_WORK TO COMPLETE_.
Take the entries below and reproduce them word for word.

_SOURCE RECORDS_.
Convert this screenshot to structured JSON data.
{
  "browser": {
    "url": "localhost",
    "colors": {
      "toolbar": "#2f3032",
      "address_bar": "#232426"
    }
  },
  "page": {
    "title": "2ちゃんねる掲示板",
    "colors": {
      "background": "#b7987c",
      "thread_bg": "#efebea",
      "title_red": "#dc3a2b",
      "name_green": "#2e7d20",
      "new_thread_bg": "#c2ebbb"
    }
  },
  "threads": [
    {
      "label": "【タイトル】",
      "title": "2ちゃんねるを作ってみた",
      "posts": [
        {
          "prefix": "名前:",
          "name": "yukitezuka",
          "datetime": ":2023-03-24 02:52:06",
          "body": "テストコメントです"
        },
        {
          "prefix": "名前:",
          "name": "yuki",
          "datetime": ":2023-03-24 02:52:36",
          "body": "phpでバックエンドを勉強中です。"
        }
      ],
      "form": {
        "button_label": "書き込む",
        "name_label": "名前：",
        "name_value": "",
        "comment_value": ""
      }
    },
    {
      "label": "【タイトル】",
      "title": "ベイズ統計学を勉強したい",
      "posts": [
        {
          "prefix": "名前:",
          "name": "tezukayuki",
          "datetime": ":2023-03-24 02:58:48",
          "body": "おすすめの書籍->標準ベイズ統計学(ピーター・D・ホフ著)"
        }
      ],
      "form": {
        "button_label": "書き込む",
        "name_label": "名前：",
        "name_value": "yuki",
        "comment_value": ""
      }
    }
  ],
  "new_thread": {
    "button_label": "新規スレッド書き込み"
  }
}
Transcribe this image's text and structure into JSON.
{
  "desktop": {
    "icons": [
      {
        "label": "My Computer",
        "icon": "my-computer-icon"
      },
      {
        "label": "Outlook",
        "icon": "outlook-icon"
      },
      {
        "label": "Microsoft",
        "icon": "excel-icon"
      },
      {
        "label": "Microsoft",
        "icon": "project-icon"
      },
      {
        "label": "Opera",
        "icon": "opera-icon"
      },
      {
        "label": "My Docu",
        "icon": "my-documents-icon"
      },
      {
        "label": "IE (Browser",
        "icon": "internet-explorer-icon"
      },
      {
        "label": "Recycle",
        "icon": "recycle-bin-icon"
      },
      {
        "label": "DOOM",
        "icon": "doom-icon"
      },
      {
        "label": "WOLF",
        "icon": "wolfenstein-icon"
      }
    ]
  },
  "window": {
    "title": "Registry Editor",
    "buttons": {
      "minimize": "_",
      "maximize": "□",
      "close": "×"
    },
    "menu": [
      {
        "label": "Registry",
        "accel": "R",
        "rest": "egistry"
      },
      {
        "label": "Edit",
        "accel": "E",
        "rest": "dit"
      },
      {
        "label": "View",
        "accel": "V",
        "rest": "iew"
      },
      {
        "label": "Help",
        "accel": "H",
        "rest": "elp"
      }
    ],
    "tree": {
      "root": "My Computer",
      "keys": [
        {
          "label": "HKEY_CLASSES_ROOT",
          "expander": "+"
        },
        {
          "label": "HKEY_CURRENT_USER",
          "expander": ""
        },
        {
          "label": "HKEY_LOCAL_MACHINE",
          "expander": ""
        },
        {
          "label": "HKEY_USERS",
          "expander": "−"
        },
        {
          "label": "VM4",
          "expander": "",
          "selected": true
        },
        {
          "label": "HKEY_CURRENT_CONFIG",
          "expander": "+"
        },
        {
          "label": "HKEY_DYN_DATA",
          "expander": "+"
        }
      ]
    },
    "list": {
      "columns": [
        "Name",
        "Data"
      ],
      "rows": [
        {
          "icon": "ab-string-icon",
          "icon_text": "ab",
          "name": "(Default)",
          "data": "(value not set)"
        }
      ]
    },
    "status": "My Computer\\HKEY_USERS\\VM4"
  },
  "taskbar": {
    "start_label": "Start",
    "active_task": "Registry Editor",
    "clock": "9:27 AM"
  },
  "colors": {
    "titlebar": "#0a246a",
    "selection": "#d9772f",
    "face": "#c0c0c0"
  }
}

_FULL OUTPUT_.
Convert this screenshot to structured JSON data.
{
  "browser": {
    "url": "localhost",
    "colors": {
      "toolbar": "#2f3032",
      "address_bar": "#232426"
    }
  },
  "page": {
    "title": "2ちゃんねる掲示板",
    "colors": {
      "background": "#b7987c",
      "thread_bg": "#efebea",
      "title_red": "#dc3a2b",
      "name_green": "#2e7d20",
      "new_thread_bg": "#c2ebbb"
    }
  },
  "threads": [
    {
      "label": "【タイトル】",
      "title": "2ちゃんねるを作ってみた",
      "posts": [
        {
          "prefix": "名前:",
          "name": "yukitezuka",
          "datetime": ":2023-03-24 02:52:06",
          "body": "テストコメントです"
        },
        {
          "prefix": "名前:",
          "name": "yuki",
          "datetime": ":2023-03-24 02:52:36",
          "body": "phpでバックエンドを勉強中です。"
        }
      ],
      "form": {
        "button_label": "書き込む",
        "name_label": "名前：",
        "name_value": "",
        "comment_value": ""
      }
    },
    {
      "label": "【タイトル】",
      "title": "ベイズ統計学を勉強したい",
      "posts": [
        {
          "prefix": "名前:",
          "name": "tezukayuki",
          "datetime": ":2023-03-24 02:58:48",
          "body": "おすすめの書籍->標準ベイズ統計学(ピーター・D・ホフ著)"
        }
      ],
      "form": {
        "button_label": "書き込む",
        "name_label": "名前：",
        "name_value": "yuki",
        "comment_value": ""
      }
    }
  ],
  "new_thread": {
    "button_label": "新規スレッド書き込み"
  }
}
Transcribe this image's text and structure into JSON.
{
  "desktop": {
    "icons": [
      {
        "label": "My Computer",
        "icon": "my-computer-icon"
      },
      {
        "label": "Outlook",
        "icon": "outlook-icon"
      },
      {
        "label": "Microsoft",
        "icon": "excel-icon"
      },
      {
        "label": "Microsoft",
        "icon": "project-icon"
      },
      {
        "label": "Opera",
        "icon": "opera-icon"
      },
      {
        "label": "My Docu",
        "icon": "my-documents-icon"
      },
      {
        "label": "IE (Browser",
        "icon": "internet-explorer-icon"
      },
      {
        "label": "Recycle",
        "icon": "recycle-bin-icon"
      },
      {
        "label": "DOOM",
        "icon": "doom-icon"
      },
      {
        "label": "WOLF",
        "icon": "wolfenstein-icon"
      }
    ]
  },
  "window": {
    "title": "Registry Editor",
    "buttons": {
      "minimize": "_",
      "maximize": "□",
      "close": "×"
    },
    "menu": [
      {
        "label": "Registry",
        "accel": "R",
        "rest": "egistry"
      },
      {
        "label": "Edit",
        "accel": "E",
        "rest": "dit"
      },
      {
        "label": "View",
        "accel": "V",
        "rest": "iew"
      },
      {
        "label": "Help",
        "accel": "H",
        "rest": "elp"
      }
    ],
    "tree": {
      "root": "My Computer",
      "keys": [
        {
          "label": "HKEY_CLASSES_ROOT",
          "expander": "+"
        },
        {
          "label": "HKEY_CURRENT_USER",
          "expander": ""
        },
        {
          "label": "HKEY_LOCAL_MACHINE",
          "expander": ""
        },
        {
          "label": "HKEY_USERS",
          "expander": "−"
        },
        {
          "label": "VM4",
          "expander": "",
          "selected": true
        },
        {
          "label": "HKEY_CURRENT_CONFIG",
          "expander": "+"
        },
        {
          "label": "HKEY_DYN_DATA",
          "expander": "+"
        }
      ]
    },
    "list": {
      "columns": [
        "Name",
        "Data"
      ],
      "rows": [
        {
          "icon": "ab-string-icon",
          "icon_text": "ab",
          "name": "(Default)",
          "data": "(value not set)"
        }
      ]
    },
    "status": "My Computer\\HKEY_USERS\\VM4"
  },
  "taskbar": {
    "start_label": "Start",
    "active_task": "Registry Editor",
    "clock": "9:27 AM"
  },
  "colors": {
    "titlebar": "#0a246a",
    "selection": "#d9772f",
    "face": "#c0c0c0"
  }
}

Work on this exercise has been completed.